* start *

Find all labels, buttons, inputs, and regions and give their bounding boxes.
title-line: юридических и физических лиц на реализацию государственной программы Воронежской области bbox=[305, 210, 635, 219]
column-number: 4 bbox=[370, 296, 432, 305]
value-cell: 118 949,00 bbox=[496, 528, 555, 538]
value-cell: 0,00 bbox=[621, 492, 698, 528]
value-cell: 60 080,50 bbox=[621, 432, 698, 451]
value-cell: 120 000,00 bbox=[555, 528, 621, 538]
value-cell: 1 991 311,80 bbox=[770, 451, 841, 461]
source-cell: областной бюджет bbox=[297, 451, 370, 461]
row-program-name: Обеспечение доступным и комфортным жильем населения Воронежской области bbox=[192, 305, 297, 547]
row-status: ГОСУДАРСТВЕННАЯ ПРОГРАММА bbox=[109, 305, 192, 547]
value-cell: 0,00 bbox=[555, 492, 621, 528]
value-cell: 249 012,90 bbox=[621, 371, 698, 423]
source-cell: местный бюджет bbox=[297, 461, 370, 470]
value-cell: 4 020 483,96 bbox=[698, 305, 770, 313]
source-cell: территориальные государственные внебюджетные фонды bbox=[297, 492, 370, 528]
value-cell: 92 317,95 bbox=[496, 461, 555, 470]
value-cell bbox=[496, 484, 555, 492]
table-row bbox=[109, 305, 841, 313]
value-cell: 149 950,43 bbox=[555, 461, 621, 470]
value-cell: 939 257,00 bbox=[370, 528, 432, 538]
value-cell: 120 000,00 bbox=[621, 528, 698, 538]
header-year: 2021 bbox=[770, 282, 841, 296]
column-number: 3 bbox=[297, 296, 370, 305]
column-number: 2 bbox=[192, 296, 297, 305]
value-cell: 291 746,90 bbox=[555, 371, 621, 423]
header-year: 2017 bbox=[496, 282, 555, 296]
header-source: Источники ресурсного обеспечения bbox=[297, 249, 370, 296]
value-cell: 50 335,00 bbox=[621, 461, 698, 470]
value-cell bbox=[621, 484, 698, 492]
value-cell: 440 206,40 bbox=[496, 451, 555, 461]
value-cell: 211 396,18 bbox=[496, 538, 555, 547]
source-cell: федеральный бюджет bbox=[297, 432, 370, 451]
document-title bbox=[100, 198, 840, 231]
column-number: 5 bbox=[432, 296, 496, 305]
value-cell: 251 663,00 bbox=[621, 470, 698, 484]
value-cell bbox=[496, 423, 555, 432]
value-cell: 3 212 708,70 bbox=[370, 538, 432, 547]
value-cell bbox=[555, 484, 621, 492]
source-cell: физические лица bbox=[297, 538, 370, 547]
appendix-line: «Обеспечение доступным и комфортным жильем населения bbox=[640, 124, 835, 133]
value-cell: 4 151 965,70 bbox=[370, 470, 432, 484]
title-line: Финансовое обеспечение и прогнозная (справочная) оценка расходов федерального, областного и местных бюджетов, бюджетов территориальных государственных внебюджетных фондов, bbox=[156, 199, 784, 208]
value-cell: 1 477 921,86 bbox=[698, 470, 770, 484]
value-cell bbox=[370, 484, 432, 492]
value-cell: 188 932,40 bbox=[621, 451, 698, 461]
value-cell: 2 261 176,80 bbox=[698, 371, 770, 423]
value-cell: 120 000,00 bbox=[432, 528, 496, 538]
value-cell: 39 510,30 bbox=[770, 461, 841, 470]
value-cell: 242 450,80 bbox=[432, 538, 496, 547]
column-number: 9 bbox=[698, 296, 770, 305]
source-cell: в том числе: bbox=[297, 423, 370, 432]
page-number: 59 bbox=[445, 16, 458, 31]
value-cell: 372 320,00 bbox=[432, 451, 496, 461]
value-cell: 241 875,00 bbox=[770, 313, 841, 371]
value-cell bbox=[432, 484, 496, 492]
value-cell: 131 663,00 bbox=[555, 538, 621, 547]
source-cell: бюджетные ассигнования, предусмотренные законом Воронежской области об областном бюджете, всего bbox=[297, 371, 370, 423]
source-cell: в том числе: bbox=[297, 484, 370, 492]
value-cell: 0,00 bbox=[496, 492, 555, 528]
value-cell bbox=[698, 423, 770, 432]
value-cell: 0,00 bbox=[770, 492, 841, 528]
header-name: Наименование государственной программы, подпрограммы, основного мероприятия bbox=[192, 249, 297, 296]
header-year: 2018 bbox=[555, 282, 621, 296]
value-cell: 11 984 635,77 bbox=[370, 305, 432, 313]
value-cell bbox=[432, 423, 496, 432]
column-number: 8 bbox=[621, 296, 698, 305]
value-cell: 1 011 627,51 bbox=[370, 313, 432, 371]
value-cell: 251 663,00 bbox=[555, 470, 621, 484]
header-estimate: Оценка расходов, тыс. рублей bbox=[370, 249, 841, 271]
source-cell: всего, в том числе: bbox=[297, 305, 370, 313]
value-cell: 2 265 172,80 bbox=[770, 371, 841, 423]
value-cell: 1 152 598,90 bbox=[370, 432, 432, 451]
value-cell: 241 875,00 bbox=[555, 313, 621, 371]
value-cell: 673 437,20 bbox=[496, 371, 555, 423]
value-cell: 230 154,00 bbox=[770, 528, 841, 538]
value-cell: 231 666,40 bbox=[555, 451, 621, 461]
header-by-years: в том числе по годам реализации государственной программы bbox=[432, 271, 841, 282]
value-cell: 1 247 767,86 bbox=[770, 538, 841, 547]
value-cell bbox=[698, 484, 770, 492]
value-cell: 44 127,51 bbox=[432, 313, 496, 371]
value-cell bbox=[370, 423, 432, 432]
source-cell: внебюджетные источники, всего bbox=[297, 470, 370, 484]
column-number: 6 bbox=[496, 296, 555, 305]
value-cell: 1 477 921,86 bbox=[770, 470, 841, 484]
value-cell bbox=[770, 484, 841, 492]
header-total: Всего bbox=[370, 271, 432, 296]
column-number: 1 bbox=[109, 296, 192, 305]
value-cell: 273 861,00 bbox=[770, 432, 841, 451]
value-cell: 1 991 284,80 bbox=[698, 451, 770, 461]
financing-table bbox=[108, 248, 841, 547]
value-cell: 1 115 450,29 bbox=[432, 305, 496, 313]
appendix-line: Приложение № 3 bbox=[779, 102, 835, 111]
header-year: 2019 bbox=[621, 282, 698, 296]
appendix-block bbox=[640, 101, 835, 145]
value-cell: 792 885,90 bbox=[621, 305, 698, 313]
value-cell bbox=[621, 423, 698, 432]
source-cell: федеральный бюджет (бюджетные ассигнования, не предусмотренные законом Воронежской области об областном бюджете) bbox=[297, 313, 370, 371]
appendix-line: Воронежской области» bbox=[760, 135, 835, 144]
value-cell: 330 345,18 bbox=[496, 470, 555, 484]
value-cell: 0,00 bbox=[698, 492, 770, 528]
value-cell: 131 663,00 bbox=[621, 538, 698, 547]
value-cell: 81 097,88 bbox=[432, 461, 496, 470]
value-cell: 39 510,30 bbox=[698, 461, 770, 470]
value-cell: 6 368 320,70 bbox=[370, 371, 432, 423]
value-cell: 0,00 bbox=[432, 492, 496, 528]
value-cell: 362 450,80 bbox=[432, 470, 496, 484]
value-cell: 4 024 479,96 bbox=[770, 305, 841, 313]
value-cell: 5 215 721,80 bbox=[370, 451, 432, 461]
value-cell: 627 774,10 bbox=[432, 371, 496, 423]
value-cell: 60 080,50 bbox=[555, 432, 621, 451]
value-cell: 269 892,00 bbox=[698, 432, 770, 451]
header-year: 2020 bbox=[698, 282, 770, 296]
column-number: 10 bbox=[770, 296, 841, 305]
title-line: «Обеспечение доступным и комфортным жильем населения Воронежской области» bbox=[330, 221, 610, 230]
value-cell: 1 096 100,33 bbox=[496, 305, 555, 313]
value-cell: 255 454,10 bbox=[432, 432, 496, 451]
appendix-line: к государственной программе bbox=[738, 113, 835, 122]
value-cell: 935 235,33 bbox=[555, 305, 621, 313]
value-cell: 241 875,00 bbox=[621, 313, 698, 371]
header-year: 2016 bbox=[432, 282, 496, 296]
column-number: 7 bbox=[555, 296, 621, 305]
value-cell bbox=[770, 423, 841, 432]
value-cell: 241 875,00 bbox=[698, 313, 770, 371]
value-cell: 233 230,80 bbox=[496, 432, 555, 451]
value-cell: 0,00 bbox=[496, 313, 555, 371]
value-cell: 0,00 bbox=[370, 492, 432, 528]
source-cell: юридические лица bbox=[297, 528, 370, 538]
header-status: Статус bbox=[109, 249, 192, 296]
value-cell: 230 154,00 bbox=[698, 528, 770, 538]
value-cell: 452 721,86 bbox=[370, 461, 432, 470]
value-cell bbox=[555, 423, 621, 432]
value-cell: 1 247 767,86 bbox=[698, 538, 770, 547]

* end *

**Written problem**
Please give the material again from its first line through the line containing "header-source: Источники ресурсного", swapping "column-number" for "column-index" and leaving everything else unchanged.

**Finished answer**
Find all labels, buttons, inputs, and regions and give their bounding boxes.
title-line: юридических и физических лиц на реализацию государственной программы Воронежской области bbox=[305, 210, 635, 219]
column-index: 4 bbox=[370, 296, 432, 305]
value-cell: 118 949,00 bbox=[496, 528, 555, 538]
value-cell: 0,00 bbox=[621, 492, 698, 528]
value-cell: 60 080,50 bbox=[621, 432, 698, 451]
value-cell: 120 000,00 bbox=[555, 528, 621, 538]
value-cell: 1 991 311,80 bbox=[770, 451, 841, 461]
source-cell: областной бюджет bbox=[297, 451, 370, 461]
row-program-name: Обеспечение доступным и комфортным жильем населения Воронежской области bbox=[192, 305, 297, 547]
row-status: ГОСУДАРСТВЕННАЯ ПРОГРАММА bbox=[109, 305, 192, 547]
value-cell: 0,00 bbox=[555, 492, 621, 528]
value-cell: 249 012,90 bbox=[621, 371, 698, 423]
source-cell: местный бюджет bbox=[297, 461, 370, 470]
value-cell: 4 020 483,96 bbox=[698, 305, 770, 313]
source-cell: территориальные государственные внебюджетные фонды bbox=[297, 492, 370, 528]
value-cell: 92 317,95 bbox=[496, 461, 555, 470]
value-cell bbox=[496, 484, 555, 492]
table-row bbox=[109, 305, 841, 313]
value-cell: 149 950,43 bbox=[555, 461, 621, 470]
value-cell: 939 257,00 bbox=[370, 528, 432, 538]
value-cell: 120 000,00 bbox=[621, 528, 698, 538]
header-year: 2021 bbox=[770, 282, 841, 296]
column-index: 3 bbox=[297, 296, 370, 305]
column-index: 2 bbox=[192, 296, 297, 305]
value-cell: 291 746,90 bbox=[555, 371, 621, 423]
header-year: 2017 bbox=[496, 282, 555, 296]
header-source: Источники ресурсного обеспечения bbox=[297, 249, 370, 296]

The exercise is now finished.